● **Exercise goal**: Make an exact copy of the records, with the images left out.

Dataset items

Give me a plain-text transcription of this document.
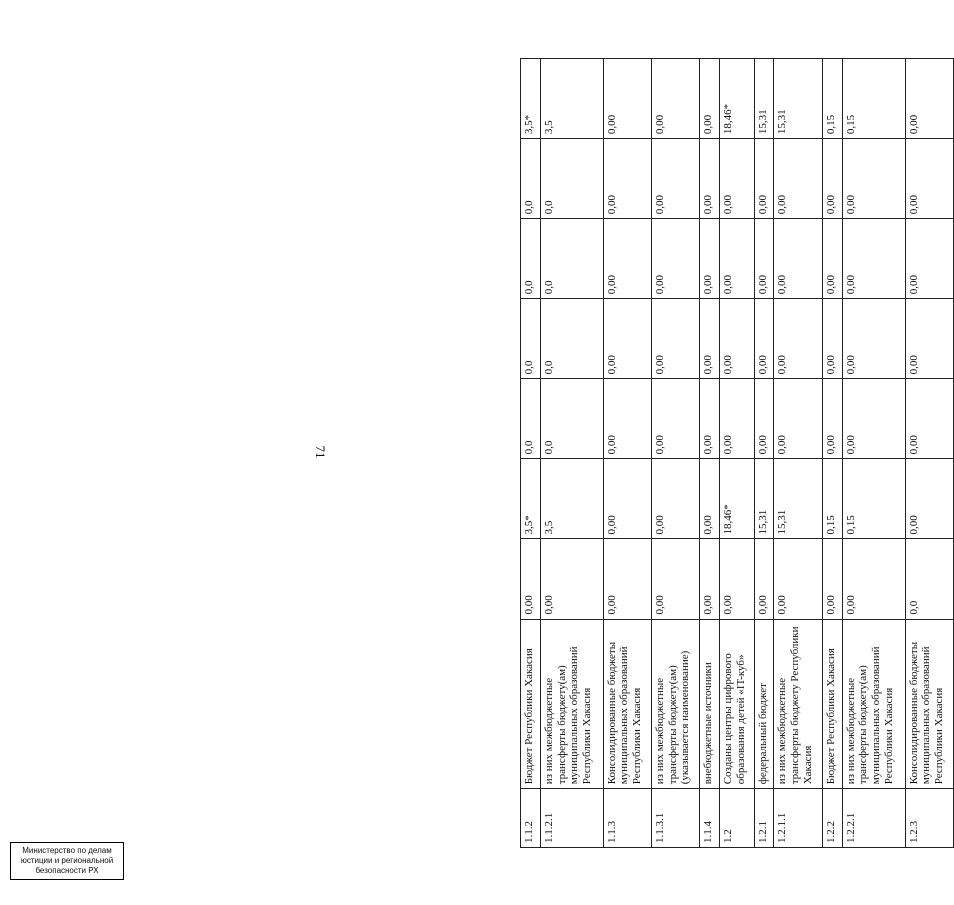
71
1.1.2	Бюджет Республики Хакасия	0,00	3,5*	0,0	0,0	0,0	0,0	3,5*
1.1.2.1	из них межбюджетные трансферты бюджету(ам) муниципальных образований Республики Хакасия	0,00	3,5	0,0	0,0	0,0	0,0	3,5
1.1.3	Консолидированные бюджеты муниципальных образований Республики Хакасия	0,00	0,00	0,00	0,00	0,00	0,00	0,00
1.1.3.1	из них межбюджетные трансферты бюджету(ам) (указывается наименование)	0,00	0,00	0,00	0,00	0,00	0,00	0,00
1.1.4	внебюджетные источники	0,00	0,00	0,00	0,00	0,00	0,00	0,00
1.2	Созданы центры цифрового образования детей «IT-куб»	0,00	18,46*	0,00	0,00	0,00	0,00	18,46*
1.2.1	федеральный бюджет	0,00	15,31	0,00	0,00	0,00	0,00	15,31
1.2.1.1	из них межбюджетные трансферты бюджету Республики Хакасия	0,00	15,31	0,00	0,00	0,00	0,00	15,31
1.2.2	Бюджет Республики Хакасия	0,00	0,15	0,00	0,00	0,00	0,00	0,15
1.2.2.1	из них межбюджетные трансферты бюджету(ам) муниципальных образований Республики Хакасия	0,00	0,15	0,00	0,00	0,00	0,00	0,15
1.2.3	Консолидированные бюджеты муниципальных образований Республики Хакасия	0,0	0,00	0,00	0,00	0,00	0,00	0,00
Министерство по делам
юстиции и региональной
безопасности РХ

● **The result**:
Give me a plain-text transcription of this document.
71
1.1.2	Бюджет Республики Хакасия	0,00	3,5*	0,0	0,0	0,0	0,0	3,5*
1.1.2.1	из них межбюджетные трансферты бюджету(ам) муниципальных образований Республики Хакасия	0,00	3,5	0,0	0,0	0,0	0,0	3,5
1.1.3	Консолидированные бюджеты муниципальных образований Республики Хакасия	0,00	0,00	0,00	0,00	0,00	0,00	0,00
1.1.3.1	из них межбюджетные трансферты бюджету(ам) (указывается наименование)	0,00	0,00	0,00	0,00	0,00	0,00	0,00
1.1.4	внебюджетные источники	0,00	0,00	0,00	0,00	0,00	0,00	0,00
1.2	Созданы центры цифрового образования детей «IT-куб»	0,00	18,46*	0,00	0,00	0,00	0,00	18,46*
1.2.1	федеральный бюджет	0,00	15,31	0,00	0,00	0,00	0,00	15,31
1.2.1.1	из них межбюджетные трансферты бюджету Республики Хакасия	0,00	15,31	0,00	0,00	0,00	0,00	15,31
1.2.2	Бюджет Республики Хакасия	0,00	0,15	0,00	0,00	0,00	0,00	0,15
1.2.2.1	из них межбюджетные трансферты бюджету(ам) муниципальных образований Республики Хакасия	0,00	0,15	0,00	0,00	0,00	0,00	0,15
1.2.3	Консолидированные бюджеты муниципальных образований Республики Хакасия	0,0	0,00	0,00	0,00	0,00	0,00	0,00
Министерство по делам
юстиции и региональной
безопасности РХ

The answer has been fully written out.